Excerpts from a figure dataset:

☆ ☆ ☆

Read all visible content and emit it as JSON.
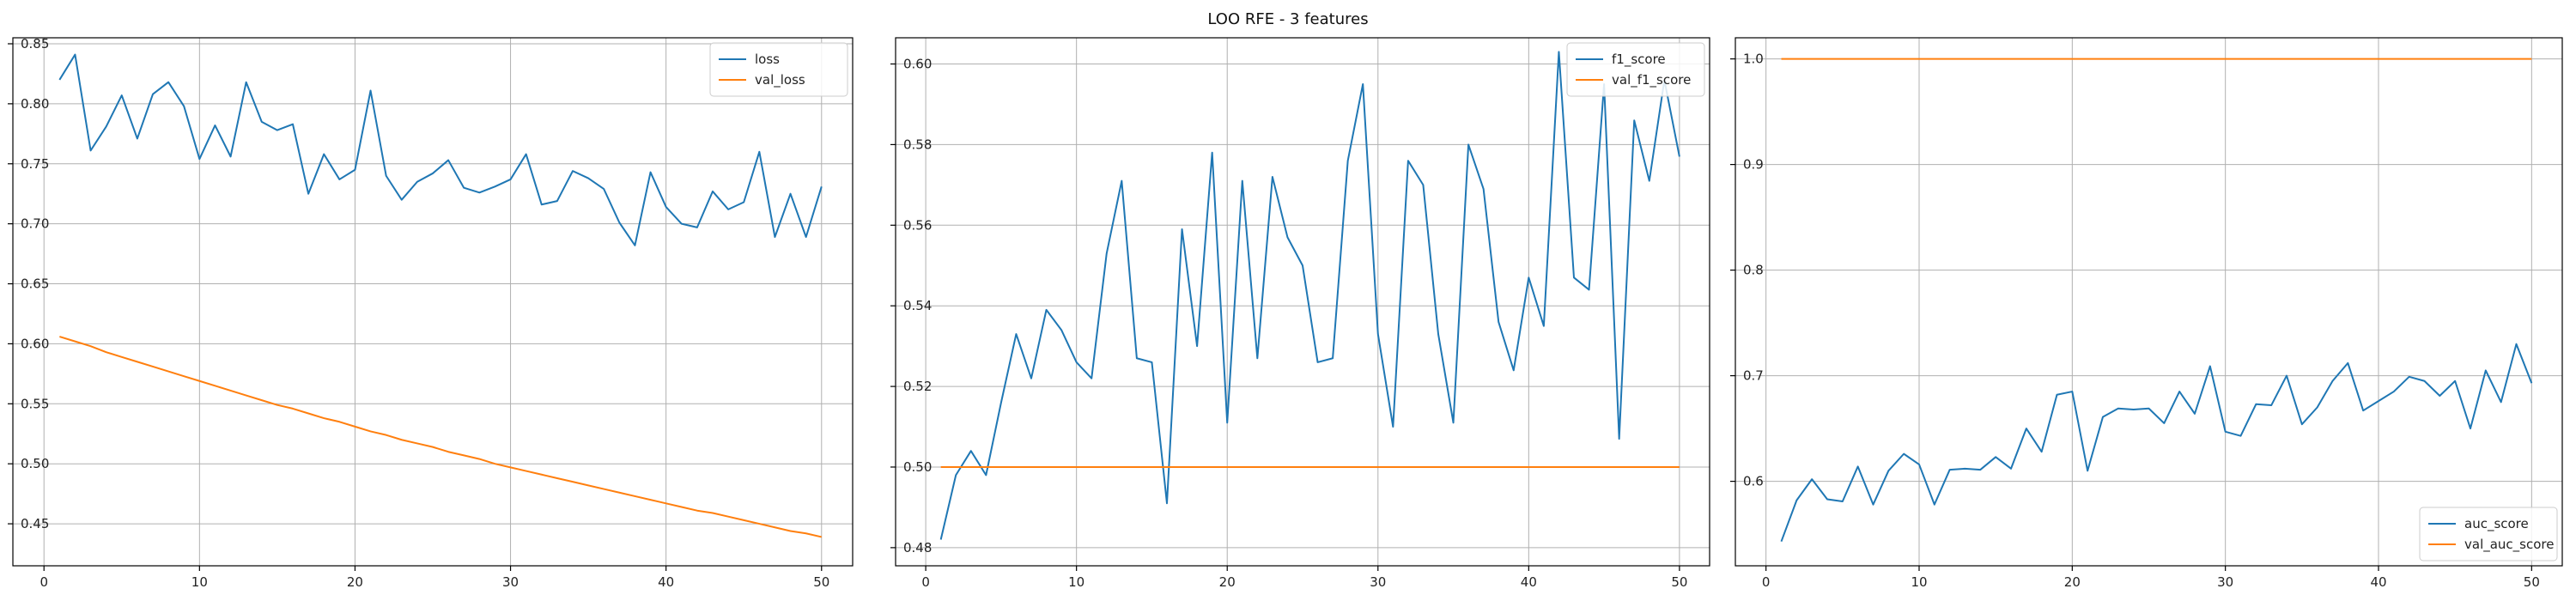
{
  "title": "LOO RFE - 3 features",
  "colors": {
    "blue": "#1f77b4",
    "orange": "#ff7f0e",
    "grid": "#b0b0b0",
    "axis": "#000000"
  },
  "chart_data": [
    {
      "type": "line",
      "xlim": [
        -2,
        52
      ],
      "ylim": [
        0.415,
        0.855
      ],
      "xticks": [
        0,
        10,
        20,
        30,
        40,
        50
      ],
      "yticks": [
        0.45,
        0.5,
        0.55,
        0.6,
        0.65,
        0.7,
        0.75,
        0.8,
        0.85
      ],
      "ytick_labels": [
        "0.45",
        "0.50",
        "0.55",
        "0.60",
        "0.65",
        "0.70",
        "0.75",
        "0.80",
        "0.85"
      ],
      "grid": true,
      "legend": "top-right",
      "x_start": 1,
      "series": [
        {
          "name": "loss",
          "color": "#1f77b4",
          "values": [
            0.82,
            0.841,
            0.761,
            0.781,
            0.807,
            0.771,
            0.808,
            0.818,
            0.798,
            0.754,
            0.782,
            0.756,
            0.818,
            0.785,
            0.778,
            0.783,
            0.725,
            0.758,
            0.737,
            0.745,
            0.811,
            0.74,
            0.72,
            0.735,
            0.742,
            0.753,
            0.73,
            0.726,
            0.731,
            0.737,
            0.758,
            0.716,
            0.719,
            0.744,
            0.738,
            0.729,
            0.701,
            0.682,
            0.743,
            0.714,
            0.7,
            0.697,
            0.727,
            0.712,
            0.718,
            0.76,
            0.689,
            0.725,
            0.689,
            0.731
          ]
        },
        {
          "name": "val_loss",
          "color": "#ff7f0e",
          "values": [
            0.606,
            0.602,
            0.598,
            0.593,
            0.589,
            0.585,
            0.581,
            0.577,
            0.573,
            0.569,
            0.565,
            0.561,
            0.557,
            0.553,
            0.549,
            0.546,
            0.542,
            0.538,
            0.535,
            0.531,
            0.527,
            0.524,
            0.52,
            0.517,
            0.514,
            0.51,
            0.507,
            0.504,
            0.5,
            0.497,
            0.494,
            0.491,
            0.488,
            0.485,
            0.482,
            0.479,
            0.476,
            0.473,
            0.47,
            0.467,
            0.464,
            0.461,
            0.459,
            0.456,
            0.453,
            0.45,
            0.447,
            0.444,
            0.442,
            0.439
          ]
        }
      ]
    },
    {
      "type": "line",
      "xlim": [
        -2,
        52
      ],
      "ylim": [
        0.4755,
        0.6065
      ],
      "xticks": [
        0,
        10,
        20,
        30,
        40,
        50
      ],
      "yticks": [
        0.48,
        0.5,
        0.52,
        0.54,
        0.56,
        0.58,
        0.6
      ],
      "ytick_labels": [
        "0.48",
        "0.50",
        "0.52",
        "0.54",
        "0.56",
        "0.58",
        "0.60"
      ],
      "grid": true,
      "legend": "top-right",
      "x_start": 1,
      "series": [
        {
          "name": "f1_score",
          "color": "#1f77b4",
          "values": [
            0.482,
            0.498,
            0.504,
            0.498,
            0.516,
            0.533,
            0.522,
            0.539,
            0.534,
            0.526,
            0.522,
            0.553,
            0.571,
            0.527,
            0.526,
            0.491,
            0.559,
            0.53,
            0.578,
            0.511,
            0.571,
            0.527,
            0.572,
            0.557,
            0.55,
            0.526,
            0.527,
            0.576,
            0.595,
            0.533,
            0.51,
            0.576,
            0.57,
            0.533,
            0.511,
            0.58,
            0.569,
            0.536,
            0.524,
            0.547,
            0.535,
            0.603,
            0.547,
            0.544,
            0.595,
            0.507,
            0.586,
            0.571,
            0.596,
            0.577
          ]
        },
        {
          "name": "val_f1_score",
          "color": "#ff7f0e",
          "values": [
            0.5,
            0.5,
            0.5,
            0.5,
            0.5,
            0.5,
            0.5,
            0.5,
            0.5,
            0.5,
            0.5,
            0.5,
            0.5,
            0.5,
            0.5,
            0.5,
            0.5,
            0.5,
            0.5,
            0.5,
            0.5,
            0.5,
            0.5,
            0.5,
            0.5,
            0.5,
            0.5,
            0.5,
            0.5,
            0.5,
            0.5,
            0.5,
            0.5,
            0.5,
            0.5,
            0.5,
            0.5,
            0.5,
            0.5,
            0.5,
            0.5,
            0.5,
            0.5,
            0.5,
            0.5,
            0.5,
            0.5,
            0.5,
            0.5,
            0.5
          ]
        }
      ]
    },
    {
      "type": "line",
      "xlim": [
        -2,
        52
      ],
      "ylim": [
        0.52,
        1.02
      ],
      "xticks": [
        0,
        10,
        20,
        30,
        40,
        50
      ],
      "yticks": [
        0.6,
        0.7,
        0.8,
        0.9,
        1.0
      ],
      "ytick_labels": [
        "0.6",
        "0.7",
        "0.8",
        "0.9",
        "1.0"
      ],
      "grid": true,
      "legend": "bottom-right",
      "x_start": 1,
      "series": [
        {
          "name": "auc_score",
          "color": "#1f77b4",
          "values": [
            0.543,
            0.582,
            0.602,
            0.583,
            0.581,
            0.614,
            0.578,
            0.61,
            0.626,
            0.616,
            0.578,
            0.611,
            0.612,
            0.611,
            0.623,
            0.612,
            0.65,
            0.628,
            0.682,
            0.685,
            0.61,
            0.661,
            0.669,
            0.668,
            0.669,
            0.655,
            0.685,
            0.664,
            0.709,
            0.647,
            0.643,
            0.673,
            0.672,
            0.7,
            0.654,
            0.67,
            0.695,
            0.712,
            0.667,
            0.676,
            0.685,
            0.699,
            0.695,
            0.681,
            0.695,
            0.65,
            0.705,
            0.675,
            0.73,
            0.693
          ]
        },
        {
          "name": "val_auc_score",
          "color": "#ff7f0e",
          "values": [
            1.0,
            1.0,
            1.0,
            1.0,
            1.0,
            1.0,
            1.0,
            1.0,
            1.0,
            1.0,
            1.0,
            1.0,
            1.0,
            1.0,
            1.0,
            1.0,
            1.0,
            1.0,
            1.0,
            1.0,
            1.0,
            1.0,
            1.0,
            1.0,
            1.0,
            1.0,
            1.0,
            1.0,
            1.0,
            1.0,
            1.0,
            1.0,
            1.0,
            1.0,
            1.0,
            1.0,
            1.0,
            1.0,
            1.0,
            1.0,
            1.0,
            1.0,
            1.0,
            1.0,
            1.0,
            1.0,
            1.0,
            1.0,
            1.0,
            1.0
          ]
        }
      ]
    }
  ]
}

☆ ☆ ☆

TASK DESCRIPTION: All lines in the data that contain the word "name" should be copied.

WRITTEN SOLUTION:
          "name": "loss",
          "name": "val_loss",
          "name": "f1_score",
          "name": "val_f1_score",
          "name": "auc_score",
          "name": "val_auc_score",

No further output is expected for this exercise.